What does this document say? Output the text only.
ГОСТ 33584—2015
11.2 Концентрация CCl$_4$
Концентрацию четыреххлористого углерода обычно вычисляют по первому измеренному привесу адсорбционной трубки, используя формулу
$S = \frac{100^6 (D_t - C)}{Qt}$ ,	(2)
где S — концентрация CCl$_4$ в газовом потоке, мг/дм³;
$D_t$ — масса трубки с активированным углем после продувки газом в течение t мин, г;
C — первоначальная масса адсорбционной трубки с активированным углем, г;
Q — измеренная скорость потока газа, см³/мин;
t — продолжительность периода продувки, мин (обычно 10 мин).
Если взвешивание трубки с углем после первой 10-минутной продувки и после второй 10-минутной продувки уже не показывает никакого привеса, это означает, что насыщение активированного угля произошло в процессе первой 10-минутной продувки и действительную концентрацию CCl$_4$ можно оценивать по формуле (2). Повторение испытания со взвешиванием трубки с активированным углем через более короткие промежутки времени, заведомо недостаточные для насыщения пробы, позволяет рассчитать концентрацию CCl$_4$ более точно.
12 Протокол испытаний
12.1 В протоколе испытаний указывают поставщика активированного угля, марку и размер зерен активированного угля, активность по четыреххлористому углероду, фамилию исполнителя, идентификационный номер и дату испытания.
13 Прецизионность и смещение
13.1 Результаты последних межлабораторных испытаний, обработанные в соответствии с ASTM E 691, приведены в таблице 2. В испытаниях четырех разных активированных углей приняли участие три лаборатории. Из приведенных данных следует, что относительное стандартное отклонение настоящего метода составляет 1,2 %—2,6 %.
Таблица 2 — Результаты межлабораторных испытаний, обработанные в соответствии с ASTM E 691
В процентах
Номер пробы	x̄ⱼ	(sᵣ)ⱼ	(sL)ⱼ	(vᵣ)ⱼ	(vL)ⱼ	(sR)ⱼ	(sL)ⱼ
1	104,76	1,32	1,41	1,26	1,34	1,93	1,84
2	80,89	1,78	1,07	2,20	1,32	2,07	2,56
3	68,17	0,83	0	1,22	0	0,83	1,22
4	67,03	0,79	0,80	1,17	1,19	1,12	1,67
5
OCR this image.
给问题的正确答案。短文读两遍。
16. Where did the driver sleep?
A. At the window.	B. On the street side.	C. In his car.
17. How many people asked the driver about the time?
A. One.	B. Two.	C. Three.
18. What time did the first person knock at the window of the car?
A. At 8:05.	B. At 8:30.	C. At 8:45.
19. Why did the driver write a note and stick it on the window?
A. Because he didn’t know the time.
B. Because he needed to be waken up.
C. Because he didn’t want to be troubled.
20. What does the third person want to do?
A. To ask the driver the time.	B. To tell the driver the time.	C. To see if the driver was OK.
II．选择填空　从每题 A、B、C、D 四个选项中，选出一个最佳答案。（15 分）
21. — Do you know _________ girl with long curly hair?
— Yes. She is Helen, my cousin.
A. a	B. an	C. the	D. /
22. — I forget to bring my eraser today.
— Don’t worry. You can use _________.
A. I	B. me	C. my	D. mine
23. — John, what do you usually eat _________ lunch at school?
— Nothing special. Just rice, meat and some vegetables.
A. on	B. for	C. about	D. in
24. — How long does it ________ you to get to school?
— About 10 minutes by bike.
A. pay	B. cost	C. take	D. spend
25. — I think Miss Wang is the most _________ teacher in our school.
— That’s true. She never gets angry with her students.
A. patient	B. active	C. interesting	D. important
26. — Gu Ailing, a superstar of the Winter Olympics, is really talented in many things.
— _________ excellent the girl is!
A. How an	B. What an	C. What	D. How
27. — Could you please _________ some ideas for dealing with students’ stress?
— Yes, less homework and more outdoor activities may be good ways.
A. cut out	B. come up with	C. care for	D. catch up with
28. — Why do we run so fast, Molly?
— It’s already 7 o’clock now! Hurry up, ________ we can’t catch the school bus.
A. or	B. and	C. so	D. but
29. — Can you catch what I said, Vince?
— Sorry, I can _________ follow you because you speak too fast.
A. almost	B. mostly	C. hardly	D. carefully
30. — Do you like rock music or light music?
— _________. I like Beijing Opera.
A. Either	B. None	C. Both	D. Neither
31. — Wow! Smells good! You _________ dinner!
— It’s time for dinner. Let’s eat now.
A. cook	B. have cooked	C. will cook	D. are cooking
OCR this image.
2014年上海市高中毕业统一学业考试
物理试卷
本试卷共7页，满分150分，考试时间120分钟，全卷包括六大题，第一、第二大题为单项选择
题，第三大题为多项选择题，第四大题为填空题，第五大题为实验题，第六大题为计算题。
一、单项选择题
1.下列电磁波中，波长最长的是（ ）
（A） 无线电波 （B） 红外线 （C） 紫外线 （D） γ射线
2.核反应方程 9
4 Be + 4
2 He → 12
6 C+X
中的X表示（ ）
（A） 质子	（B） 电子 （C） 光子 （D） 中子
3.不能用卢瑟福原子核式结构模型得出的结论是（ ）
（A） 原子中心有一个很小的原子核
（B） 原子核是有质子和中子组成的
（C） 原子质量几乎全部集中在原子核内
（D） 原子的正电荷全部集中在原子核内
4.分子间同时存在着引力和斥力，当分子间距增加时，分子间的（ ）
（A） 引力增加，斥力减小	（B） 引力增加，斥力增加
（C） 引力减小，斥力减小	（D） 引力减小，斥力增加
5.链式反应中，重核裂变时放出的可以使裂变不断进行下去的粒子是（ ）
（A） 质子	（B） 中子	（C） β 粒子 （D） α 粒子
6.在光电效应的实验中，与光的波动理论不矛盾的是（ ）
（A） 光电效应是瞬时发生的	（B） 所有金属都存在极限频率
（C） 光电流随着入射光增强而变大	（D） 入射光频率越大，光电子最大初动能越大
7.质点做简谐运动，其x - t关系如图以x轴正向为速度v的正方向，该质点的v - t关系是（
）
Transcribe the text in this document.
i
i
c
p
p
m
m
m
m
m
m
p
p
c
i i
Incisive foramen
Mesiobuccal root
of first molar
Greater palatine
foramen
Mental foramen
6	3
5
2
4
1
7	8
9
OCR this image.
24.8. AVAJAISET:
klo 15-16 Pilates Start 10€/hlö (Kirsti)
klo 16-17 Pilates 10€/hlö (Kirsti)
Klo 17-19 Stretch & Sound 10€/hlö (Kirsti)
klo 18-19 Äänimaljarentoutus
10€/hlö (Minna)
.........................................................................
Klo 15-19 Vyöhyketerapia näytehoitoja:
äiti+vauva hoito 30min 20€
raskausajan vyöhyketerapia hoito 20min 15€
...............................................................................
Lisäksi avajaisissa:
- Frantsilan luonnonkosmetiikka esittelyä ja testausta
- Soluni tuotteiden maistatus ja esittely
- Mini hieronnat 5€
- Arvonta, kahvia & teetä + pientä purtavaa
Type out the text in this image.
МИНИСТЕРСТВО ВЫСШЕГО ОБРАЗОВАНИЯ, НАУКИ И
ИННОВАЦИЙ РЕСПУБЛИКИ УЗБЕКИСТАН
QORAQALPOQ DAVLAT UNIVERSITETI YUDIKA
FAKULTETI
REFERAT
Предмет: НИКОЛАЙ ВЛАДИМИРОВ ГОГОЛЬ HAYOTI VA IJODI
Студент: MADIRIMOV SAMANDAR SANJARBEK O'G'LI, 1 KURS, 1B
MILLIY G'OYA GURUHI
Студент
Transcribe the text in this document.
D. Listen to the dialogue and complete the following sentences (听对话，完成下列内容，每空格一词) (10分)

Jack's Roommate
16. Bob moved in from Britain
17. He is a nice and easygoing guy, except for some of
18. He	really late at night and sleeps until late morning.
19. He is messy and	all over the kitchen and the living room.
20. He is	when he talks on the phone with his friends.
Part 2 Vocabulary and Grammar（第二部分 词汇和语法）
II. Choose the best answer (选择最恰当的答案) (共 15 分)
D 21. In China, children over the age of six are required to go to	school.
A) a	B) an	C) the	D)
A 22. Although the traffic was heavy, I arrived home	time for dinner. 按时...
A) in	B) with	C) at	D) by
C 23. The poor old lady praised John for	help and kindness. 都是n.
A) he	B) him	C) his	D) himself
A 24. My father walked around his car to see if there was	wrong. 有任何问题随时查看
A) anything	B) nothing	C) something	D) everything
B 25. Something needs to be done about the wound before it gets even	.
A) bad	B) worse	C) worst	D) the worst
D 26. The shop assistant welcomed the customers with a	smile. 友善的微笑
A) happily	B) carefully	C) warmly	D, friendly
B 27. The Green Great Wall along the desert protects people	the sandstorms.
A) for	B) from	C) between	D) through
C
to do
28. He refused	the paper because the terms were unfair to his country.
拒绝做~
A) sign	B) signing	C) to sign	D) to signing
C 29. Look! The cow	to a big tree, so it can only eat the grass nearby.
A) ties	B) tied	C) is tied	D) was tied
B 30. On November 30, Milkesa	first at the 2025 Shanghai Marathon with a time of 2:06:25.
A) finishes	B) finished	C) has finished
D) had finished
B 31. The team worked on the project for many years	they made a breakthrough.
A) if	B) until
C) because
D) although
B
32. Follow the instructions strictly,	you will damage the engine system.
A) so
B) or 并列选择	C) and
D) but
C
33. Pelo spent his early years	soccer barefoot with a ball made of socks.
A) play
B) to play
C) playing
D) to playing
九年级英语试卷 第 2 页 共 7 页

--------------------------------

** Problem details **
Out of the preceding entries, pull every line containing the string "Kirsti".

** Solution for this problem **
klo 15-16 Pilates Start 10€/hlö (Kirsti)
klo 16-17 Pilates 10€/hlö (Kirsti)
Klo 17-19 Stretch & Sound 10€/hlö (Kirsti)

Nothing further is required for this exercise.